Instructions to follow:
Write the material out again exactly as it stands.

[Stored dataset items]
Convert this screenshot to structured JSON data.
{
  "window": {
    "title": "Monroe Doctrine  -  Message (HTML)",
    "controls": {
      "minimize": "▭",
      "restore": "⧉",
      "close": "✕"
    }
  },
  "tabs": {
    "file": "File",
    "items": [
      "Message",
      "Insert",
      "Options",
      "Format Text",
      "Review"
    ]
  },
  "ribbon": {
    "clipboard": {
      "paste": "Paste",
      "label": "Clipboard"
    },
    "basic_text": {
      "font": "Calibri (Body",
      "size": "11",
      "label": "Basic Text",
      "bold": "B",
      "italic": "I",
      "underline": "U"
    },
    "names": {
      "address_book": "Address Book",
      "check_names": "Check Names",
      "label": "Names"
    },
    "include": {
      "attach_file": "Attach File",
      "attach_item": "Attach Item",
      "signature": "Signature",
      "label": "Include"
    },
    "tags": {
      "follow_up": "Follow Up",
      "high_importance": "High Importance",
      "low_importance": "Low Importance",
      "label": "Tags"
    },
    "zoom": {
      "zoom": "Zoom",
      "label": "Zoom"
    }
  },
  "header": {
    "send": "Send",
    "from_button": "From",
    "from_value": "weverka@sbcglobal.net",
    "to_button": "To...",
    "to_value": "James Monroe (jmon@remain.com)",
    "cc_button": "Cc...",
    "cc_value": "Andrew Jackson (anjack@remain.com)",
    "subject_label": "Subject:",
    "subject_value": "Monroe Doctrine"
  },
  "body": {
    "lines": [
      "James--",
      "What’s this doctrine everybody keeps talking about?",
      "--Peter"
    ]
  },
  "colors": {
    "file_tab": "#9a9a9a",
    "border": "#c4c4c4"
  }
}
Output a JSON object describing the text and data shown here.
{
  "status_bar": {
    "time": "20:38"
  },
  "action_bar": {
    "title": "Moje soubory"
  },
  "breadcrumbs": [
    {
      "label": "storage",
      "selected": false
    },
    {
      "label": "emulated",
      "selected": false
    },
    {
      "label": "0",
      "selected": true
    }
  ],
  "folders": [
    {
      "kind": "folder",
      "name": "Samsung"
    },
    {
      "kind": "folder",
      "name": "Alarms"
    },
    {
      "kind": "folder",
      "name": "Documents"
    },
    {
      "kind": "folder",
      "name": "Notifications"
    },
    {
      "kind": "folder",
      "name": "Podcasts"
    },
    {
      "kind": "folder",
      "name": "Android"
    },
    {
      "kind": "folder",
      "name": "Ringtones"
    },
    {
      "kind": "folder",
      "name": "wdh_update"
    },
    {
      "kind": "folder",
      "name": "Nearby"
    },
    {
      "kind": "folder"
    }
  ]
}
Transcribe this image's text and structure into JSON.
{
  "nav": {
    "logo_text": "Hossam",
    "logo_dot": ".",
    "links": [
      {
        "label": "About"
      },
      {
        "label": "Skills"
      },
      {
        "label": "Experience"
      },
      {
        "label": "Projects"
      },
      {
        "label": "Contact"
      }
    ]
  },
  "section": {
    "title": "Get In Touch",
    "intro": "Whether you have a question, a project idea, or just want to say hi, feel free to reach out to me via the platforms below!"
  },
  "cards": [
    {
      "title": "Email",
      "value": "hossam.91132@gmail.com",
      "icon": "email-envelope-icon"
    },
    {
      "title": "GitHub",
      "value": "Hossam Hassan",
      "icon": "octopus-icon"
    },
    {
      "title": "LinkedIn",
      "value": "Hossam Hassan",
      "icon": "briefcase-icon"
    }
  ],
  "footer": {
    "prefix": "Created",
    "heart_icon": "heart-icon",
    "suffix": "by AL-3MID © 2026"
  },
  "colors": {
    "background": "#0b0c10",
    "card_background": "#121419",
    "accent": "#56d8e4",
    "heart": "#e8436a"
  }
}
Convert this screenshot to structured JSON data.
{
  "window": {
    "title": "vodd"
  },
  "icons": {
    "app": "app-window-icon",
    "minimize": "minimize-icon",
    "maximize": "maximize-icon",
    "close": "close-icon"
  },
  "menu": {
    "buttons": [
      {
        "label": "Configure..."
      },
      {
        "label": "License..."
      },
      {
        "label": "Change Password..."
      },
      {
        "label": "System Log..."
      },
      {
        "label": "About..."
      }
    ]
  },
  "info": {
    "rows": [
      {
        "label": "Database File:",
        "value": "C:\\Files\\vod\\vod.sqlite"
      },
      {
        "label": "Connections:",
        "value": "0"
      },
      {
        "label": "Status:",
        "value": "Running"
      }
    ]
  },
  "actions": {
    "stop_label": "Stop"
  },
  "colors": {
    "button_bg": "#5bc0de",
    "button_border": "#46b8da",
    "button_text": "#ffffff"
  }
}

Result:
Convert this screenshot to structured JSON data.
{
  "window": {
    "title": "Monroe Doctrine  -  Message (HTML)",
    "controls": {
      "minimize": "▭",
      "restore": "⧉",
      "close": "✕"
    }
  },
  "tabs": {
    "file": "File",
    "items": [
      "Message",
      "Insert",
      "Options",
      "Format Text",
      "Review"
    ]
  },
  "ribbon": {
    "clipboard": {
      "paste": "Paste",
      "label": "Clipboard"
    },
    "basic_text": {
      "font": "Calibri (Body",
      "size": "11",
      "label": "Basic Text",
      "bold": "B",
      "italic": "I",
      "underline": "U"
    },
    "names": {
      "address_book": "Address Book",
      "check_names": "Check Names",
      "label": "Names"
    },
    "include": {
      "attach_file": "Attach File",
      "attach_item": "Attach Item",
      "signature": "Signature",
      "label": "Include"
    },
    "tags": {
      "follow_up": "Follow Up",
      "high_importance": "High Importance",
      "low_importance": "Low Importance",
      "label": "Tags"
    },
    "zoom": {
      "zoom": "Zoom",
      "label": "Zoom"
    }
  },
  "header": {
    "send": "Send",
    "from_button": "From",
    "from_value": "weverka@sbcglobal.net",
    "to_button": "To...",
    "to_value": "James Monroe (jmon@remain.com)",
    "cc_button": "Cc...",
    "cc_value": "Andrew Jackson (anjack@remain.com)",
    "subject_label": "Subject:",
    "subject_value": "Monroe Doctrine"
  },
  "body": {
    "lines": [
      "James--",
      "What’s this doctrine everybody keeps talking about?",
      "--Peter"
    ]
  },
  "colors": {
    "file_tab": "#9a9a9a",
    "border": "#c4c4c4"
  }
}
Output a JSON object describing the text and data shown here.
{
  "status_bar": {
    "time": "20:38"
  },
  "action_bar": {
    "title": "Moje soubory"
  },
  "breadcrumbs": [
    {
      "label": "storage",
      "selected": false
    },
    {
      "label": "emulated",
      "selected": false
    },
    {
      "label": "0",
      "selected": true
    }
  ],
  "folders": [
    {
      "kind": "folder",
      "name": "Samsung"
    },
    {
      "kind": "folder",
      "name": "Alarms"
    },
    {
      "kind": "folder",
      "name": "Documents"
    },
    {
      "kind": "folder",
      "name": "Notifications"
    },
    {
      "kind": "folder",
      "name": "Podcasts"
    },
    {
      "kind": "folder",
      "name": "Android"
    },
    {
      "kind": "folder",
      "name": "Ringtones"
    },
    {
      "kind": "folder",
      "name": "wdh_update"
    },
    {
      "kind": "folder",
      "name": "Nearby"
    },
    {
      "kind": "folder"
    }
  ]
}
Transcribe this image's text and structure into JSON.
{
  "nav": {
    "logo_text": "Hossam",
    "logo_dot": ".",
    "links": [
      {
        "label": "About"
      },
      {
        "label": "Skills"
      },
      {
        "label": "Experience"
      },
      {
        "label": "Projects"
      },
      {
        "label": "Contact"
      }
    ]
  },
  "section": {
    "title": "Get In Touch",
    "intro": "Whether you have a question, a project idea, or just want to say hi, feel free to reach out to me via the platforms below!"
  },
  "cards": [
    {
      "title": "Email",
      "value": "hossam.91132@gmail.com",
      "icon": "email-envelope-icon"
    },
    {
      "title": "GitHub",
      "value": "Hossam Hassan",
      "icon": "octopus-icon"
    },
    {
      "title": "LinkedIn",
      "value": "Hossam Hassan",
      "icon": "briefcase-icon"
    }
  ],
  "footer": {
    "prefix": "Created",
    "heart_icon": "heart-icon",
    "suffix": "by AL-3MID © 2026"
  },
  "colors": {
    "background": "#0b0c10",
    "card_background": "#121419",
    "accent": "#56d8e4",
    "heart": "#e8436a"
  }
}
Convert this screenshot to structured JSON data.
{
  "window": {
    "title": "vodd"
  },
  "icons": {
    "app": "app-window-icon",
    "minimize": "minimize-icon",
    "maximize": "maximize-icon",
    "close": "close-icon"
  },
  "menu": {
    "buttons": [
      {
        "label": "Configure..."
      },
      {
        "label": "License..."
      },
      {
        "label": "Change Password..."
      },
      {
        "label": "System Log..."
      },
      {
        "label": "About..."
      }
    ]
  },
  "info": {
    "rows": [
      {
        "label": "Database File:",
        "value": "C:\\Files\\vod\\vod.sqlite"
      },
      {
        "label": "Connections:",
        "value": "0"
      },
      {
        "label": "Status:",
        "value": "Running"
      }
    ]
  },
  "actions": {
    "stop_label": "Stop"
  },
  "colors": {
    "button_bg": "#5bc0de",
    "button_border": "#46b8da",
    "button_text": "#ffffff"
  }
}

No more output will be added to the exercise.